Below are some records; give them all again exactly, but not the pictures.
┏━━
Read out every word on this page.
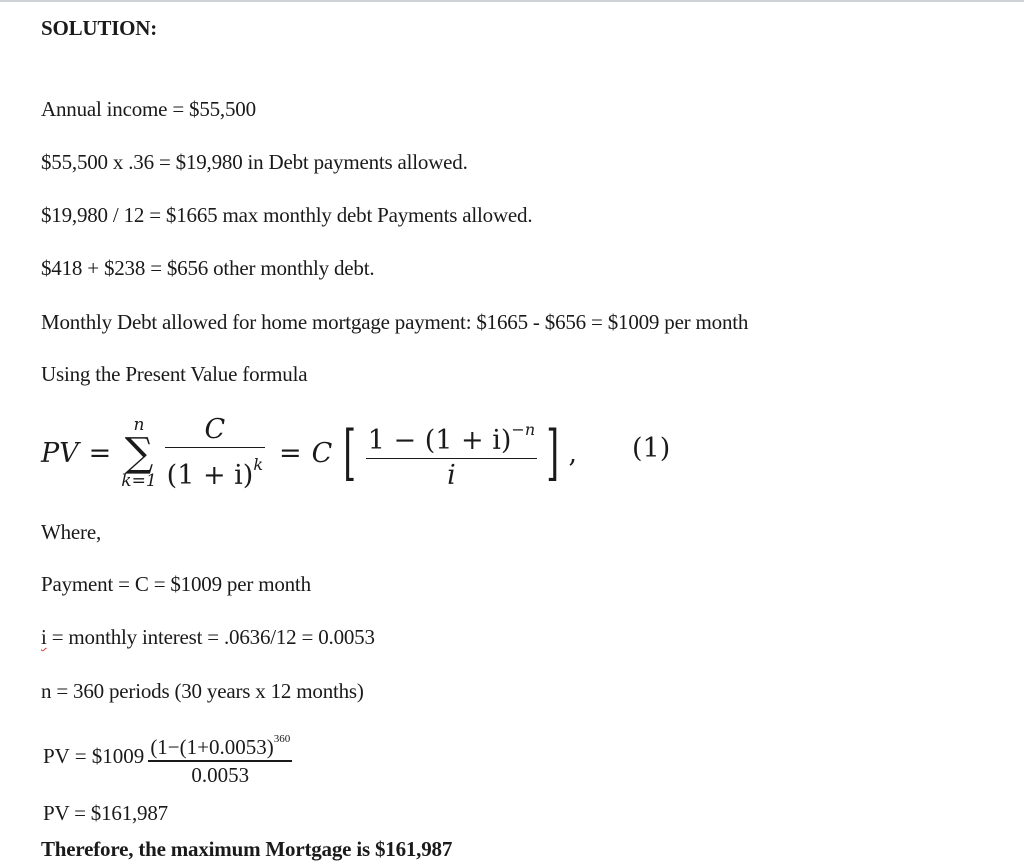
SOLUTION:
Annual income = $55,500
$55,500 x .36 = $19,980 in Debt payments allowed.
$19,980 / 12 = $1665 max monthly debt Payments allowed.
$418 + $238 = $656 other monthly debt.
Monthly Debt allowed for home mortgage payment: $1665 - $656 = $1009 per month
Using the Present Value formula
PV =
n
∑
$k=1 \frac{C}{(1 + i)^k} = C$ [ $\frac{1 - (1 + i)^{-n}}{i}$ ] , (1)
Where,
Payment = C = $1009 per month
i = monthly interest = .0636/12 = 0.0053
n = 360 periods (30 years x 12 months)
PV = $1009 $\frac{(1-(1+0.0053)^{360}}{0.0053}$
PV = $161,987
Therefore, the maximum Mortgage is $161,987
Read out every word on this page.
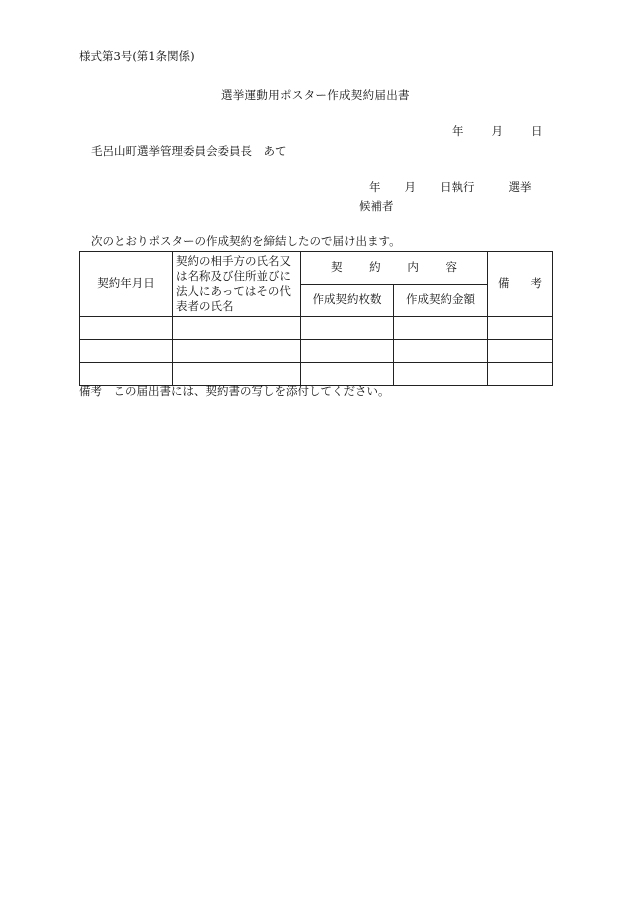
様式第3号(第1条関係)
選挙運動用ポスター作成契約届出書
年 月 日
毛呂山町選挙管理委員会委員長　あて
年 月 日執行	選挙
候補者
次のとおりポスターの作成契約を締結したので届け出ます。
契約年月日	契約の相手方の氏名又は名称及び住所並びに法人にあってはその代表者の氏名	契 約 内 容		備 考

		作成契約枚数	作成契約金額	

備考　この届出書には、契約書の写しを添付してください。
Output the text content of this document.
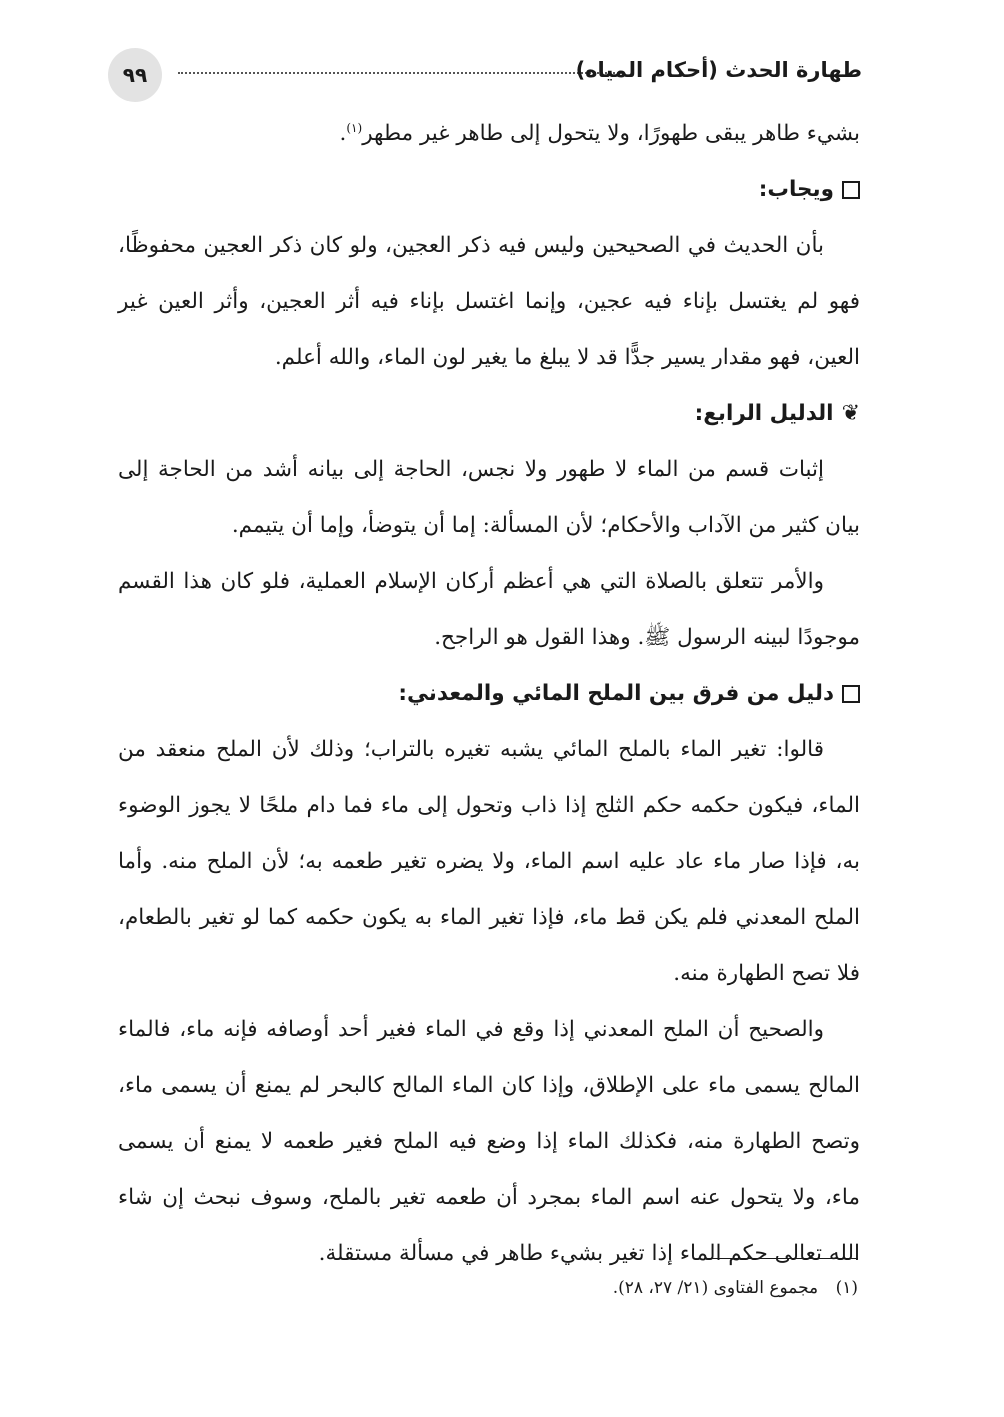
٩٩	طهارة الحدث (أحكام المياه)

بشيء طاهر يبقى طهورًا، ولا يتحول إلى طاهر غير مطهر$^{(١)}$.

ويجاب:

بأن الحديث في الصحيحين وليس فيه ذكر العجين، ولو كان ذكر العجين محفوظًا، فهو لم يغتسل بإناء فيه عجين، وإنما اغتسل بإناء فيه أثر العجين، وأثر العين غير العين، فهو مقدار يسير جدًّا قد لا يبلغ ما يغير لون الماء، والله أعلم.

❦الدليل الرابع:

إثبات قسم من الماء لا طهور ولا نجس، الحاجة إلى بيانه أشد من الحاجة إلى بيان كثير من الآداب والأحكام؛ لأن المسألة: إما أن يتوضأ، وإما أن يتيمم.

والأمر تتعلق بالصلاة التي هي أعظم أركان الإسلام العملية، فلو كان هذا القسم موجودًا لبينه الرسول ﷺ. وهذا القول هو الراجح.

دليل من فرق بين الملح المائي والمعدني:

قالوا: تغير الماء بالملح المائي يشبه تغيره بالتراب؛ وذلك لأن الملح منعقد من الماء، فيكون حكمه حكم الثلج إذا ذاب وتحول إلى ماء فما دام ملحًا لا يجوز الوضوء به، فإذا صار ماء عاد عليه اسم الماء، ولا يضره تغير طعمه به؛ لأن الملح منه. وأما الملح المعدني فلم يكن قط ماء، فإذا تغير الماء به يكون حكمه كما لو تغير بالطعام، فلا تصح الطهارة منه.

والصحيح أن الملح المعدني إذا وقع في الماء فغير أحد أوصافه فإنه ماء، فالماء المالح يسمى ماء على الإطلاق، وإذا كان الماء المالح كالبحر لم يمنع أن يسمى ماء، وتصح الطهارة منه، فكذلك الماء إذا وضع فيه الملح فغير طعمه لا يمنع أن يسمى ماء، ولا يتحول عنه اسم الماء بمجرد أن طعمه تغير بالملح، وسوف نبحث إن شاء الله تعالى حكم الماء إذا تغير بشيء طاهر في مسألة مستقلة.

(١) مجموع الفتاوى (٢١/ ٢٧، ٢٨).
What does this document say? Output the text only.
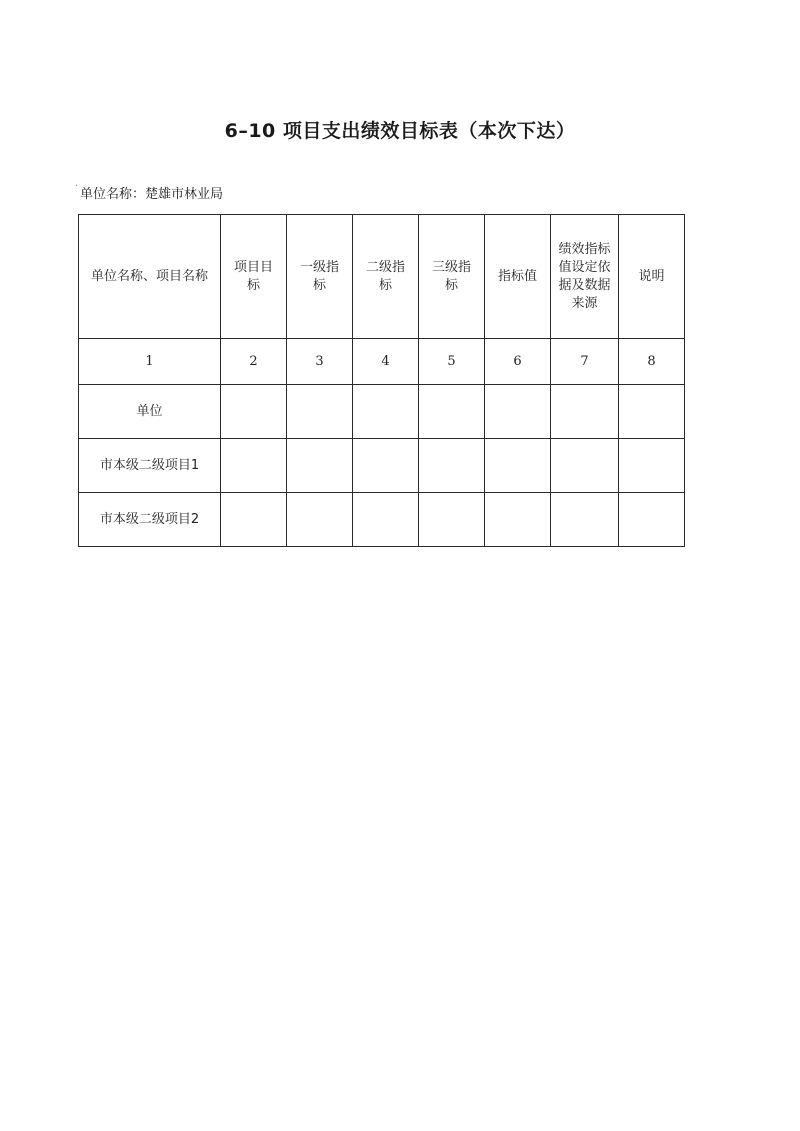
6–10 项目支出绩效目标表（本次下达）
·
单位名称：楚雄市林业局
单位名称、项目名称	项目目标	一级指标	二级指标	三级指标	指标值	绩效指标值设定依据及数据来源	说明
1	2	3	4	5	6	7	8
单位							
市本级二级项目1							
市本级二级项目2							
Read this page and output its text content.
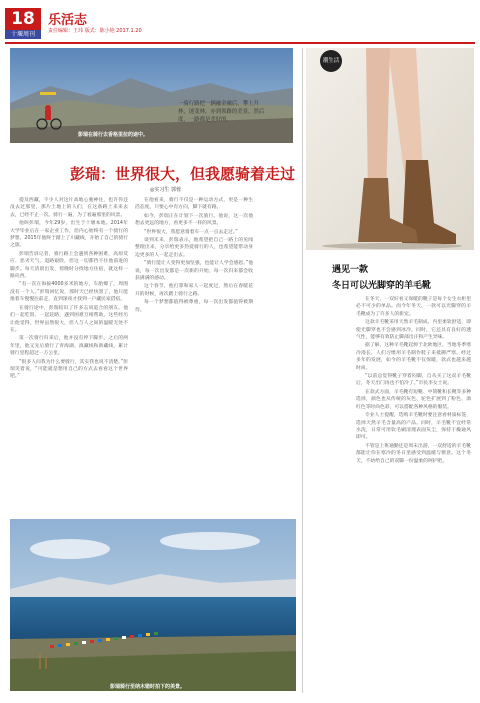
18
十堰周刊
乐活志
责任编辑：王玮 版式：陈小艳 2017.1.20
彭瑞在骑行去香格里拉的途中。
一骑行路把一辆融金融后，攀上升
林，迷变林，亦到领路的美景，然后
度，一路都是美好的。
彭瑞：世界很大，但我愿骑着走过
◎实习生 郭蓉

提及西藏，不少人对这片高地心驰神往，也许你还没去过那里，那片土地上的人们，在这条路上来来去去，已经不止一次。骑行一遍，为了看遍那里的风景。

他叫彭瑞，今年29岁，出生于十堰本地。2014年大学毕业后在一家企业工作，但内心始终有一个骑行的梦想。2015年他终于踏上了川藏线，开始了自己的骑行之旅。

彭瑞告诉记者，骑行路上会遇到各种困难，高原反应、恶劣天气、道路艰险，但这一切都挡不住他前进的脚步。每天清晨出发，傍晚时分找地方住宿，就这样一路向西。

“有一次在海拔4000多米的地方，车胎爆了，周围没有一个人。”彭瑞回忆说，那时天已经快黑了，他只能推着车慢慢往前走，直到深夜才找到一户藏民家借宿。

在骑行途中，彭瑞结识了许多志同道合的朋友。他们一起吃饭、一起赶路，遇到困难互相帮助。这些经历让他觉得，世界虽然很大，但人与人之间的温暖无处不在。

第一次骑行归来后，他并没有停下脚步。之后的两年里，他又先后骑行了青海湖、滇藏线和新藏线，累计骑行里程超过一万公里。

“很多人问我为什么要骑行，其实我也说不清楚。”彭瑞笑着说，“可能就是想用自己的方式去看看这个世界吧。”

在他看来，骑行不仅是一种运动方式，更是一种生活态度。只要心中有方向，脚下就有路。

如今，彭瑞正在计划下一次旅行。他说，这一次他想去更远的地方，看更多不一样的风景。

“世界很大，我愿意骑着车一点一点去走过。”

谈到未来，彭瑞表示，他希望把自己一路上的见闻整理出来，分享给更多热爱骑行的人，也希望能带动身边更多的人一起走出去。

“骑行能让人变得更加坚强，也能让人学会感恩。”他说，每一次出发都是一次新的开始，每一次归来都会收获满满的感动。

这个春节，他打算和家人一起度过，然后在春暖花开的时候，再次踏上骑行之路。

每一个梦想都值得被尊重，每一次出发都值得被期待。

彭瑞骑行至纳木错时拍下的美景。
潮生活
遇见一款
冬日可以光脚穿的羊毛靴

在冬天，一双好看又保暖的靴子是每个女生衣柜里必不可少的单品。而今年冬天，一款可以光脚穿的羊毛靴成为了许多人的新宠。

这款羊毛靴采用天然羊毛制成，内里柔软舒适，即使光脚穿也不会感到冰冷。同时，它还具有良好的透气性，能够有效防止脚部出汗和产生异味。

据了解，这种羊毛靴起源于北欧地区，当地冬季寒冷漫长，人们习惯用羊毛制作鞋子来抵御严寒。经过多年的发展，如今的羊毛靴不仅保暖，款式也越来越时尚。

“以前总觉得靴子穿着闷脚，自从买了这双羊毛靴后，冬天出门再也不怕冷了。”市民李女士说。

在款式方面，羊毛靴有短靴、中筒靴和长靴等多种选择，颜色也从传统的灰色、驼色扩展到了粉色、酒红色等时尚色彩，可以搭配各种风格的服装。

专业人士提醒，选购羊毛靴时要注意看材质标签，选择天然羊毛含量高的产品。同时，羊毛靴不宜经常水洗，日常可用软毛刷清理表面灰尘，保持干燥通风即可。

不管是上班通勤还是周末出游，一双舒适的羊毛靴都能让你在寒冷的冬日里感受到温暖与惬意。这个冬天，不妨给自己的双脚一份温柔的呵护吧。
┗━━
» **Problem solution**
Read out every word on this page.
SOLUTION:
Annual income = $55,500
$55,500 x .36 = $19,980 in Debt payments allowed.
$19,980 / 12 = $1665 max monthly debt Payments allowed.
$418 + $238 = $656 other monthly debt.
Monthly Debt allowed for home mortgage payment: $1665 - $656 = $1009 per month
Using the Present Value formula
PV =
n
∑
$k=1 \frac{C}{(1 + i)^k} = C$ [ $\frac{1 - (1 + i)^{-n}}{i}$ ] , (1)
Where,
Payment = C = $1009 per month
i = monthly interest = .0636/12 = 0.0053
n = 360 periods (30 years x 12 months)
PV = $1009 $\frac{(1-(1+0.0053)^{360}}{0.0053}$
PV = $161,987
Therefore, the maximum Mortgage is $161,987
Read out every word on this page.
様式第3号(第1条関係)
選挙運動用ポスター作成契約届出書
年 月 日
毛呂山町選挙管理委員会委員長　あて
年 月 日執行	選挙
候補者
次のとおりポスターの作成契約を締結したので届け出ます。
契約年月日	契約の相手方の氏名又は名称及び住所並びに法人にあってはその代表者の氏名	契 約 内 容		備 考

		作成契約枚数	作成契約金額	

備考　この届出書には、契約書の写しを添付してください。
Output the text content of this document.
٩٩	طهارة الحدث (أحكام المياه)

بشيء طاهر يبقى طهورًا، ولا يتحول إلى طاهر غير مطهر$^{(١)}$.

ويجاب:

بأن الحديث في الصحيحين وليس فيه ذكر العجين، ولو كان ذكر العجين محفوظًا، فهو لم يغتسل بإناء فيه عجين، وإنما اغتسل بإناء فيه أثر العجين، وأثر العين غير العين، فهو مقدار يسير جدًّا قد لا يبلغ ما يغير لون الماء، والله أعلم.

❦الدليل الرابع:

إثبات قسم من الماء لا طهور ولا نجس، الحاجة إلى بيانه أشد من الحاجة إلى بيان كثير من الآداب والأحكام؛ لأن المسألة: إما أن يتوضأ، وإما أن يتيمم.

والأمر تتعلق بالصلاة التي هي أعظم أركان الإسلام العملية، فلو كان هذا القسم موجودًا لبينه الرسول ﷺ. وهذا القول هو الراجح.

دليل من فرق بين الملح المائي والمعدني:

قالوا: تغير الماء بالملح المائي يشبه تغيره بالتراب؛ وذلك لأن الملح منعقد من الماء، فيكون حكمه حكم الثلج إذا ذاب وتحول إلى ماء فما دام ملحًا لا يجوز الوضوء به، فإذا صار ماء عاد عليه اسم الماء، ولا يضره تغير طعمه به؛ لأن الملح منه. وأما الملح المعدني فلم يكن قط ماء، فإذا تغير الماء به يكون حكمه كما لو تغير بالطعام، فلا تصح الطهارة منه.

والصحيح أن الملح المعدني إذا وقع في الماء فغير أحد أوصافه فإنه ماء، فالماء المالح يسمى ماء على الإطلاق، وإذا كان الماء المالح كالبحر لم يمنع أن يسمى ماء، وتصح الطهارة منه، فكذلك الماء إذا وضع فيه الملح فغير طعمه لا يمنع أن يسمى ماء، ولا يتحول عنه اسم الماء بمجرد أن طعمه تغير بالملح، وسوف نبحث إن شاء الله تعالى حكم الماء إذا تغير بشيء طاهر في مسألة مستقلة.

(١) مجموع الفتاوى (٢١/ ٢٧، ٢٨).
What does this document say? Output the text only.
6–10 项目支出绩效目标表（本次下达）
·
单位名称：楚雄市林业局
单位名称、项目名称	项目目标	一级指标	二级指标	三级指标	指标值	绩效指标值设定依据及数据来源	说明
1	2	3	4	5	6	7	8
单位							
市本级二级项目1							
市本级二级项目2							
Read this page and output its text content.
18
十堰周刊
乐活志
责任编辑：王玮 版式：陈小艳 2017.1.20
彭瑞在骑行去香格里拉的途中。
一骑行路把一辆融金融后，攀上升
林，迷变林，亦到领路的美景，然后
度，一路都是美好的。
彭瑞：世界很大，但我愿骑着走过
◎实习生 郭蓉

提及西藏，不少人对这片高地心驰神往，也许你还没去过那里，那片土地上的人们，在这条路上来来去去，已经不止一次。骑行一遍，为了看遍那里的风景。

他叫彭瑞，今年29岁，出生于十堰本地。2014年大学毕业后在一家企业工作，但内心始终有一个骑行的梦想。2015年他终于踏上了川藏线，开始了自己的骑行之旅。

彭瑞告诉记者，骑行路上会遇到各种困难，高原反应、恶劣天气、道路艰险，但这一切都挡不住他前进的脚步。每天清晨出发，傍晚时分找地方住宿，就这样一路向西。

“有一次在海拔4000多米的地方，车胎爆了，周围没有一个人。”彭瑞回忆说，那时天已经快黑了，他只能推着车慢慢往前走，直到深夜才找到一户藏民家借宿。

在骑行途中，彭瑞结识了许多志同道合的朋友。他们一起吃饭、一起赶路，遇到困难互相帮助。这些经历让他觉得，世界虽然很大，但人与人之间的温暖无处不在。

第一次骑行归来后，他并没有停下脚步。之后的两年里，他又先后骑行了青海湖、滇藏线和新藏线，累计骑行里程超过一万公里。

“很多人问我为什么要骑行，其实我也说不清楚。”彭瑞笑着说，“可能就是想用自己的方式去看看这个世界吧。”

在他看来，骑行不仅是一种运动方式，更是一种生活态度。只要心中有方向，脚下就有路。

如今，彭瑞正在计划下一次旅行。他说，这一次他想去更远的地方，看更多不一样的风景。

“世界很大，我愿意骑着车一点一点去走过。”

谈到未来，彭瑞表示，他希望把自己一路上的见闻整理出来，分享给更多热爱骑行的人，也希望能带动身边更多的人一起走出去。

“骑行能让人变得更加坚强，也能让人学会感恩。”他说，每一次出发都是一次新的开始，每一次归来都会收获满满的感动。

这个春节，他打算和家人一起度过，然后在春暖花开的时候，再次踏上骑行之路。

每一个梦想都值得被尊重，每一次出发都值得被期待。

彭瑞骑行至纳木错时拍下的美景。
潮生活
遇见一款
冬日可以光脚穿的羊毛靴

在冬天，一双好看又保暖的靴子是每个女生衣柜里必不可少的单品。而今年冬天，一款可以光脚穿的羊毛靴成为了许多人的新宠。

这款羊毛靴采用天然羊毛制成，内里柔软舒适，即使光脚穿也不会感到冰冷。同时，它还具有良好的透气性，能够有效防止脚部出汗和产生异味。

据了解，这种羊毛靴起源于北欧地区，当地冬季寒冷漫长，人们习惯用羊毛制作鞋子来抵御严寒。经过多年的发展，如今的羊毛靴不仅保暖，款式也越来越时尚。

“以前总觉得靴子穿着闷脚，自从买了这双羊毛靴后，冬天出门再也不怕冷了。”市民李女士说。

在款式方面，羊毛靴有短靴、中筒靴和长靴等多种选择，颜色也从传统的灰色、驼色扩展到了粉色、酒红色等时尚色彩，可以搭配各种风格的服装。

专业人士提醒，选购羊毛靴时要注意看材质标签，选择天然羊毛含量高的产品。同时，羊毛靴不宜经常水洗，日常可用软毛刷清理表面灰尘，保持干燥通风即可。

不管是上班通勤还是周末出游，一双舒适的羊毛靴都能让你在寒冷的冬日里感受到温暖与惬意。这个冬天，不妨给自己的双脚一份温柔的呵护吧。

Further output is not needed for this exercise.